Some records
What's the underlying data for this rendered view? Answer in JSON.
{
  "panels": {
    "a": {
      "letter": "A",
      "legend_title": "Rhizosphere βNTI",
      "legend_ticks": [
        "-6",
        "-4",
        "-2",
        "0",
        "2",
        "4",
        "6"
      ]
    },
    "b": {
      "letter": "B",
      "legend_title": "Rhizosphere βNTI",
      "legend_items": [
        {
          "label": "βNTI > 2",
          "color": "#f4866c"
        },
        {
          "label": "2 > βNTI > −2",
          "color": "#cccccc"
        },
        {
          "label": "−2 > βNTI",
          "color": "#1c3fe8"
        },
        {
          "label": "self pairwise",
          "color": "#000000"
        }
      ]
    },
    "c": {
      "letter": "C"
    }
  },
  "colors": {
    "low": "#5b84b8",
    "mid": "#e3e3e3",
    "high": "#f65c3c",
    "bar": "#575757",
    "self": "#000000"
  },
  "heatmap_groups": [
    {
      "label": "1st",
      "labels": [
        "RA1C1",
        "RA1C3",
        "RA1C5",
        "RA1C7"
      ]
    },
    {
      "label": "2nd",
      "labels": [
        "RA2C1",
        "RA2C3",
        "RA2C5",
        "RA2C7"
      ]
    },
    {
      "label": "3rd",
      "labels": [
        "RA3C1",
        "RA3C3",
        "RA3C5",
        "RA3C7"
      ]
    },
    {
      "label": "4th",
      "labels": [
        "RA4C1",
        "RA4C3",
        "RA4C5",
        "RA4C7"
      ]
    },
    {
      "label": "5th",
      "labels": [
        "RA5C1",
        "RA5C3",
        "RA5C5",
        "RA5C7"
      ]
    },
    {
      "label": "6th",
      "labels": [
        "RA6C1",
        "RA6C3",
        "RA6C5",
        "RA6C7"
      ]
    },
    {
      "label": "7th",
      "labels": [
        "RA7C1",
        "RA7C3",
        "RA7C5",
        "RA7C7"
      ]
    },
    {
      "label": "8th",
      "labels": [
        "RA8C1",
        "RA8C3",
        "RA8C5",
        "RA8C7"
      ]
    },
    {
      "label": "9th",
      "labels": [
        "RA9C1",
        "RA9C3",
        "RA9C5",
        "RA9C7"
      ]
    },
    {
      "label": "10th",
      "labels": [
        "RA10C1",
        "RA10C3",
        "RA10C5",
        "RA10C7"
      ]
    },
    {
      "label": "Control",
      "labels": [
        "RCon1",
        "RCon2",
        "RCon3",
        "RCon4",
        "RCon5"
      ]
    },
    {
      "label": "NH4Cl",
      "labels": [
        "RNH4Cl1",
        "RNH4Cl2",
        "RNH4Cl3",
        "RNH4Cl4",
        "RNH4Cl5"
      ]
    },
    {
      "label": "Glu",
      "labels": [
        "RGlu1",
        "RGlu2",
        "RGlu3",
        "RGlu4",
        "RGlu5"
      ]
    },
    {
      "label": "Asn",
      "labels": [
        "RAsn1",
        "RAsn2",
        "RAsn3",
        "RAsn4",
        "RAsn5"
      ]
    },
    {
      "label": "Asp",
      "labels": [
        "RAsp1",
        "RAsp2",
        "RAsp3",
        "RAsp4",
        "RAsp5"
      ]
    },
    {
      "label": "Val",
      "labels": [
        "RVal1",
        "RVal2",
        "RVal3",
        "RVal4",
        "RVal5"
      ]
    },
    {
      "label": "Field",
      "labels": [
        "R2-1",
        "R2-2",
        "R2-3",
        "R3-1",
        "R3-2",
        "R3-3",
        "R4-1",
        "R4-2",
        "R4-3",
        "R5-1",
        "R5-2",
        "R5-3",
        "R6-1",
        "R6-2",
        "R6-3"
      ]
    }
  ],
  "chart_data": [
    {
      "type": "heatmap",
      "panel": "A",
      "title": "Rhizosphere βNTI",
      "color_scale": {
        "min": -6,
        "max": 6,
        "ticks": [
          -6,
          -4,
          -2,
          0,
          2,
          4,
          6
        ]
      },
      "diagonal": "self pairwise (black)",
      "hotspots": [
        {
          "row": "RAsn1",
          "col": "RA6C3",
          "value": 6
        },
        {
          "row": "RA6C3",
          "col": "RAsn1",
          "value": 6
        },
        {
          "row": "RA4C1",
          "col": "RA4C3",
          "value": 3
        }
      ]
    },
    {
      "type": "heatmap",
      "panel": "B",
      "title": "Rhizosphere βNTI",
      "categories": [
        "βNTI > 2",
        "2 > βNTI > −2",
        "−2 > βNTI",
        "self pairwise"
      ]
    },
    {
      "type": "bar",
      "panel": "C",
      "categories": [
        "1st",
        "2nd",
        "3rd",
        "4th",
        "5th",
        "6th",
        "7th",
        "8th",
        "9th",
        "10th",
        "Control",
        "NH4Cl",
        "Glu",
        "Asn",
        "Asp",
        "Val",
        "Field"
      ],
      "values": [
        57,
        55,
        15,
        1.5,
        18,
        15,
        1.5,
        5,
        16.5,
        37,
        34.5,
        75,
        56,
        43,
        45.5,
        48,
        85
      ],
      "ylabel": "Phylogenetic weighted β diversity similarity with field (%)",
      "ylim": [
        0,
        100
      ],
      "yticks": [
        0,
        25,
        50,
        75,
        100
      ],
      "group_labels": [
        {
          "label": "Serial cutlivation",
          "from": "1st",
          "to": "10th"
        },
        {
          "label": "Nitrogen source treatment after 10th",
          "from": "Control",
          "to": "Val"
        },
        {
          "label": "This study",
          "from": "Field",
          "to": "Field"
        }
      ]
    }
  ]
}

Work required — Repeat the material above in full, quoting it exactly.

Result of the task —
What's the underlying data for this rendered view? Answer in JSON.
{
  "panels": {
    "a": {
      "letter": "A",
      "legend_title": "Rhizosphere βNTI",
      "legend_ticks": [
        "-6",
        "-4",
        "-2",
        "0",
        "2",
        "4",
        "6"
      ]
    },
    "b": {
      "letter": "B",
      "legend_title": "Rhizosphere βNTI",
      "legend_items": [
        {
          "label": "βNTI > 2",
          "color": "#f4866c"
        },
        {
          "label": "2 > βNTI > −2",
          "color": "#cccccc"
        },
        {
          "label": "−2 > βNTI",
          "color": "#1c3fe8"
        },
        {
          "label": "self pairwise",
          "color": "#000000"
        }
      ]
    },
    "c": {
      "letter": "C"
    }
  },
  "colors": {
    "low": "#5b84b8",
    "mid": "#e3e3e3",
    "high": "#f65c3c",
    "bar": "#575757",
    "self": "#000000"
  },
  "heatmap_groups": [
    {
      "label": "1st",
      "labels": [
        "RA1C1",
        "RA1C3",
        "RA1C5",
        "RA1C7"
      ]
    },
    {
      "label": "2nd",
      "labels": [
        "RA2C1",
        "RA2C3",
        "RA2C5",
        "RA2C7"
      ]
    },
    {
      "label": "3rd",
      "labels": [
        "RA3C1",
        "RA3C3",
        "RA3C5",
        "RA3C7"
      ]
    },
    {
      "label": "4th",
      "labels": [
        "RA4C1",
        "RA4C3",
        "RA4C5",
        "RA4C7"
      ]
    },
    {
      "label": "5th",
      "labels": [
        "RA5C1",
        "RA5C3",
        "RA5C5",
        "RA5C7"
      ]
    },
    {
      "label": "6th",
      "labels": [
        "RA6C1",
        "RA6C3",
        "RA6C5",
        "RA6C7"
      ]
    },
    {
      "label": "7th",
      "labels": [
        "RA7C1",
        "RA7C3",
        "RA7C5",
        "RA7C7"
      ]
    },
    {
      "label": "8th",
      "labels": [
        "RA8C1",
        "RA8C3",
        "RA8C5",
        "RA8C7"
      ]
    },
    {
      "label": "9th",
      "labels": [
        "RA9C1",
        "RA9C3",
        "RA9C5",
        "RA9C7"
      ]
    },
    {
      "label": "10th",
      "labels": [
        "RA10C1",
        "RA10C3",
        "RA10C5",
        "RA10C7"
      ]
    },
    {
      "label": "Control",
      "labels": [
        "RCon1",
        "RCon2",
        "RCon3",
        "RCon4",
        "RCon5"
      ]
    },
    {
      "label": "NH4Cl",
      "labels": [
        "RNH4Cl1",
        "RNH4Cl2",
        "RNH4Cl3",
        "RNH4Cl4",
        "RNH4Cl5"
      ]
    },
    {
      "label": "Glu",
      "labels": [
        "RGlu1",
        "RGlu2",
        "RGlu3",
        "RGlu4",
        "RGlu5"
      ]
    },
    {
      "label": "Asn",
      "labels": [
        "RAsn1",
        "RAsn2",
        "RAsn3",
        "RAsn4",
        "RAsn5"
      ]
    },
    {
      "label": "Asp",
      "labels": [
        "RAsp1",
        "RAsp2",
        "RAsp3",
        "RAsp4",
        "RAsp5"
      ]
    },
    {
      "label": "Val",
      "labels": [
        "RVal1",
        "RVal2",
        "RVal3",
        "RVal4",
        "RVal5"
      ]
    },
    {
      "label": "Field",
      "labels": [
        "R2-1",
        "R2-2",
        "R2-3",
        "R3-1",
        "R3-2",
        "R3-3",
        "R4-1",
        "R4-2",
        "R4-3",
        "R5-1",
        "R5-2",
        "R5-3",
        "R6-1",
        "R6-2",
        "R6-3"
      ]
    }
  ],
  "chart_data": [
    {
      "type": "heatmap",
      "panel": "A",
      "title": "Rhizosphere βNTI",
      "color_scale": {
        "min": -6,
        "max": 6,
        "ticks": [
          -6,
          -4,
          -2,
          0,
          2,
          4,
          6
        ]
      },
      "diagonal": "self pairwise (black)",
      "hotspots": [
        {
          "row": "RAsn1",
          "col": "RA6C3",
          "value": 6
        },
        {
          "row": "RA6C3",
          "col": "RAsn1",
          "value": 6
        },
        {
          "row": "RA4C1",
          "col": "RA4C3",
          "value": 3
        }
      ]
    },
    {
      "type": "heatmap",
      "panel": "B",
      "title": "Rhizosphere βNTI",
      "categories": [
        "βNTI > 2",
        "2 > βNTI > −2",
        "−2 > βNTI",
        "self pairwise"
      ]
    },
    {
      "type": "bar",
      "panel": "C",
      "categories": [
        "1st",
        "2nd",
        "3rd",
        "4th",
        "5th",
        "6th",
        "7th",
        "8th",
        "9th",
        "10th",
        "Control",
        "NH4Cl",
        "Glu",
        "Asn",
        "Asp",
        "Val",
        "Field"
      ],
      "values": [
        57,
        55,
        15,
        1.5,
        18,
        15,
        1.5,
        5,
        16.5,
        37,
        34.5,
        75,
        56,
        43,
        45.5,
        48,
        85
      ],
      "ylabel": "Phylogenetic weighted β diversity similarity with field (%)",
      "ylim": [
        0,
        100
      ],
      "yticks": [
        0,
        25,
        50,
        75,
        100
      ],
      "group_labels": [
        {
          "label": "Serial cutlivation",
          "from": "1st",
          "to": "10th"
        },
        {
          "label": "Nitrogen source treatment after 10th",
          "from": "Control",
          "to": "Val"
        },
        {
          "label": "This study",
          "from": "Field",
          "to": "Field"
        }
      ]
    }
  ]
}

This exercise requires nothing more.